(Collected data)
○ ○ ○ ○
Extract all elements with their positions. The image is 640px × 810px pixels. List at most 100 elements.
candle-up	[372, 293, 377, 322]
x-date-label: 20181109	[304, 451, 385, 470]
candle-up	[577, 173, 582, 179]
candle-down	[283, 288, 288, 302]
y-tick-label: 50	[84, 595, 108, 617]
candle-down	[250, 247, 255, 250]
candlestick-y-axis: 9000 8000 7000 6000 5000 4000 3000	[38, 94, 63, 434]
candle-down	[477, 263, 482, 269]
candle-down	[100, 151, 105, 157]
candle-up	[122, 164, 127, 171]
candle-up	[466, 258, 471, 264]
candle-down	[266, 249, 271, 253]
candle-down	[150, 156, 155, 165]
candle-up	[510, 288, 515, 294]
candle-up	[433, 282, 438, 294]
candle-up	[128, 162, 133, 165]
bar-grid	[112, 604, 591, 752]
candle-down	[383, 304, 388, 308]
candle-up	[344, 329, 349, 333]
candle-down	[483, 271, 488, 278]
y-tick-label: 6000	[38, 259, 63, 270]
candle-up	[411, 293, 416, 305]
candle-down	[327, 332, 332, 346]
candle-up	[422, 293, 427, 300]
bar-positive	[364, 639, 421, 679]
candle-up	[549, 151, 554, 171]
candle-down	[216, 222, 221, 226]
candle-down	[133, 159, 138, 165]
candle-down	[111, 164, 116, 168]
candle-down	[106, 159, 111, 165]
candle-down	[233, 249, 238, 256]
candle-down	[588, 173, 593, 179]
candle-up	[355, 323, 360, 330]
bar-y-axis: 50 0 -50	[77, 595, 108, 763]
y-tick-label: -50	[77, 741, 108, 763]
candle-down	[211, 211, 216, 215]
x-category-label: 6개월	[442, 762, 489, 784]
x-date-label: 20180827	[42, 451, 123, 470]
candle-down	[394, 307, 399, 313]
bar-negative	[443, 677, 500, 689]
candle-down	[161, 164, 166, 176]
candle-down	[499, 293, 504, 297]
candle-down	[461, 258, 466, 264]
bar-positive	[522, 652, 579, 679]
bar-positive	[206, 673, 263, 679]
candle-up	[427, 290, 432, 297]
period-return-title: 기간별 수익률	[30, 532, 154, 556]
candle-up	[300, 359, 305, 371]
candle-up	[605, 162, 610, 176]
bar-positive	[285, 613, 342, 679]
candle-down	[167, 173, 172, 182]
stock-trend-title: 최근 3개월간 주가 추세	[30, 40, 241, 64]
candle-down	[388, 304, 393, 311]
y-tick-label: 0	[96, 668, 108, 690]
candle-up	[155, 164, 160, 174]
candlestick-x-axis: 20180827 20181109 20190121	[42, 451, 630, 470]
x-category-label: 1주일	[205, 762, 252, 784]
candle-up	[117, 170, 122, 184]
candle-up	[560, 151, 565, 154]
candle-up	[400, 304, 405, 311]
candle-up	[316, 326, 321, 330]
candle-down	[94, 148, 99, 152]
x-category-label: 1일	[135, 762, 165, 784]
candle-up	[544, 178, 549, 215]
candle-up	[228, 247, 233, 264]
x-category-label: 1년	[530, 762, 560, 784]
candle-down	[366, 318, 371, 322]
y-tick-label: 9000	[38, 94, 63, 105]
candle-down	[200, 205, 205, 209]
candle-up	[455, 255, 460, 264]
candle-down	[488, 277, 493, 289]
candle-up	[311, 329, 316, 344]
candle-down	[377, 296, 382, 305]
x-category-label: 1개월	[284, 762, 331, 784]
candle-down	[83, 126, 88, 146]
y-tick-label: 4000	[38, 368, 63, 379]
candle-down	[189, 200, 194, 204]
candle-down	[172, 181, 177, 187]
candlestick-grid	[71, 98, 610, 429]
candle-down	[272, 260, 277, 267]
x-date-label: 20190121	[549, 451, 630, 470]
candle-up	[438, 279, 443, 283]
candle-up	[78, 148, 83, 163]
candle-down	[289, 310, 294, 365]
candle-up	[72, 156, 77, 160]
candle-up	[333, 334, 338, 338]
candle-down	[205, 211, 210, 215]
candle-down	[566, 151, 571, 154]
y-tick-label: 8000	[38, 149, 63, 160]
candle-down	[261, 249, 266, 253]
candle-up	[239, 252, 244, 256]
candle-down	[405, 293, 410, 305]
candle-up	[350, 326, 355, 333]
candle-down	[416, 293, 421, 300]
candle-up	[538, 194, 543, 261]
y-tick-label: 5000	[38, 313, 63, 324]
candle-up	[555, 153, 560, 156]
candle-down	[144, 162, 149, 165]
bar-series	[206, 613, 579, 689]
○ ○ ○ ○
- The exercise -
Please turn all the lines above into a Markdown table with two columns, Row and Line, giving each line its row number and skipping any blank lines.

- Answer to this problem -
| Row | Line |
|---|---|
| 1 | Extract all elements with their positions. The image is 640px × 810px pixels. List at most 100 elements. |
| 2 | candle-up	[372, 293, 377, 322] |
| 3 | x-date-label: 20181109	[304, 451, 385, 470] |
| 4 | candle-up	[577, 173, 582, 179] |
| 5 | candle-down	[283, 288, 288, 302] |
| 6 | y-tick-label: 50	[84, 595, 108, 617] |
| 7 | candle-down	[250, 247, 255, 250] |
| 8 | candlestick-y-axis: 9000 8000 7000 6000 5000 4000 3000	[38, 94, 63, 434] |
| 9 | candle-down	[477, 263, 482, 269] |
| 10 | candle-down	[100, 151, 105, 157] |
| 11 | candle-up	[122, 164, 127, 171] |
| 12 | candle-up	[466, 258, 471, 264] |
| 13 | candle-down	[266, 249, 271, 253] |
| 14 | candle-down	[150, 156, 155, 165] |
| 15 | candle-up	[510, 288, 515, 294] |
| 16 | candle-up	[433, 282, 438, 294] |
| 17 | candle-up	[128, 162, 133, 165] |
| 18 | bar-grid	[112, 604, 591, 752] |
| 19 | candle-down	[383, 304, 388, 308] |
| 20 | candle-up	[344, 329, 349, 333] |
| 21 | candle-down	[483, 271, 488, 278] |
| 22 | y-tick-label: 6000	[38, 259, 63, 270] |
| 23 | candle-up	[411, 293, 416, 305] |
| 24 | candle-down	[327, 332, 332, 346] |
| 25 | candle-up	[422, 293, 427, 300] |
| 26 | bar-positive	[364, 639, 421, 679] |
| 27 | candle-up	[549, 151, 554, 171] |
| 28 | candle-down	[216, 222, 221, 226] |
| 29 | candle-down	[133, 159, 138, 165] |
| 30 | candle-down	[111, 164, 116, 168] |
| 31 | candle-down	[106, 159, 111, 165] |
| 32 | candle-down	[233, 249, 238, 256] |
| 33 | candle-down	[588, 173, 593, 179] |
| 34 | candle-up	[355, 323, 360, 330] |
| 35 | bar-y-axis: 50 0 -50	[77, 595, 108, 763] |
| 36 | y-tick-label: -50	[77, 741, 108, 763] |
| 37 | candle-down	[211, 211, 216, 215] |
| 38 | x-category-label: 6개월	[442, 762, 489, 784] |
| 39 | x-date-label: 20180827	[42, 451, 123, 470] |
| 40 | candle-down	[394, 307, 399, 313] |
| 41 | bar-negative	[443, 677, 500, 689] |
| 42 | candle-down	[161, 164, 166, 176] |
| 43 | candle-down	[499, 293, 504, 297] |
| 44 | candle-down	[461, 258, 466, 264] |
| 45 | bar-positive	[522, 652, 579, 679] |
| 46 | bar-positive	[206, 673, 263, 679] |
| 47 | candle-up	[427, 290, 432, 297] |
| 48 | period-return-title: 기간별 수익률	[30, 532, 154, 556] |
| 49 | candle-up	[300, 359, 305, 371] |
| 50 | candle-up	[605, 162, 610, 176] |
| 51 | bar-positive	[285, 613, 342, 679] |
| 52 | candle-down	[167, 173, 172, 182] |
| 53 | stock-trend-title: 최근 3개월간 주가 추세	[30, 40, 241, 64] |
| 54 | candle-down	[388, 304, 393, 311] |
| 55 | y-tick-label: 0	[96, 668, 108, 690] |
| 56 | candle-up	[155, 164, 160, 174] |
| 57 | candlestick-x-axis: 20180827 20181109 20190121	[42, 451, 630, 470] |
| 58 | x-category-label: 1주일	[205, 762, 252, 784] |
| 59 | candle-up	[117, 170, 122, 184] |
| 60 | candle-up	[560, 151, 565, 154] |
| 61 | candle-up	[400, 304, 405, 311] |
| 62 | candle-up	[316, 326, 321, 330] |
| 63 | candle-down	[94, 148, 99, 152] |
| 64 | x-category-label: 1일	[135, 762, 165, 784] |
| 65 | candle-up	[544, 178, 549, 215] |
| 66 | candle-up	[228, 247, 233, 264] |
| 67 | x-category-label: 1년	[530, 762, 560, 784] |
| 68 | candle-down	[366, 318, 371, 322] |
| 69 | y-tick-label: 9000	[38, 94, 63, 105] |
| 70 | candle-down	[200, 205, 205, 209] |
| 71 | candle-up	[455, 255, 460, 264] |
| 72 | candle-down	[488, 277, 493, 289] |
| 73 | candle-up	[311, 329, 316, 344] |
| 74 | candle-down	[377, 296, 382, 305] |
| 75 | x-category-label: 1개월	[284, 762, 331, 784] |
| 76 | candle-down	[83, 126, 88, 146] |
| 77 | y-tick-label: 4000	[38, 368, 63, 379] |
| 78 | candle-down	[189, 200, 194, 204] |
| 79 | candle-down	[172, 181, 177, 187] |
| 80 | candlestick-grid	[71, 98, 610, 429] |
| 81 | candle-down	[272, 260, 277, 267] |
| 82 | x-date-label: 20190121	[549, 451, 630, 470] |
| 83 | candle-up	[438, 279, 443, 283] |
| 84 | candle-up	[78, 148, 83, 163] |
| 85 | candle-down	[289, 310, 294, 365] |
| 86 | candle-up	[72, 156, 77, 160] |
| 87 | candle-up	[333, 334, 338, 338] |
| 88 | candle-down	[205, 211, 210, 215] |
| 89 | candle-down	[566, 151, 571, 154] |
| 90 | y-tick-label: 8000	[38, 149, 63, 160] |
| 91 | candle-down	[261, 249, 266, 253] |
| 92 | candle-up	[239, 252, 244, 256] |
| 93 | candle-down	[405, 293, 410, 305] |
| 94 | candle-up	[350, 326, 355, 333] |
| 95 | candle-down	[416, 293, 421, 300] |
| 96 | candle-up	[538, 194, 543, 261] |
| 97 | y-tick-label: 5000	[38, 313, 63, 324] |
| 98 | candle-up	[555, 153, 560, 156] |
| 99 | candle-down	[144, 162, 149, 165] |
| 100 | bar-series	[206, 613, 579, 689] |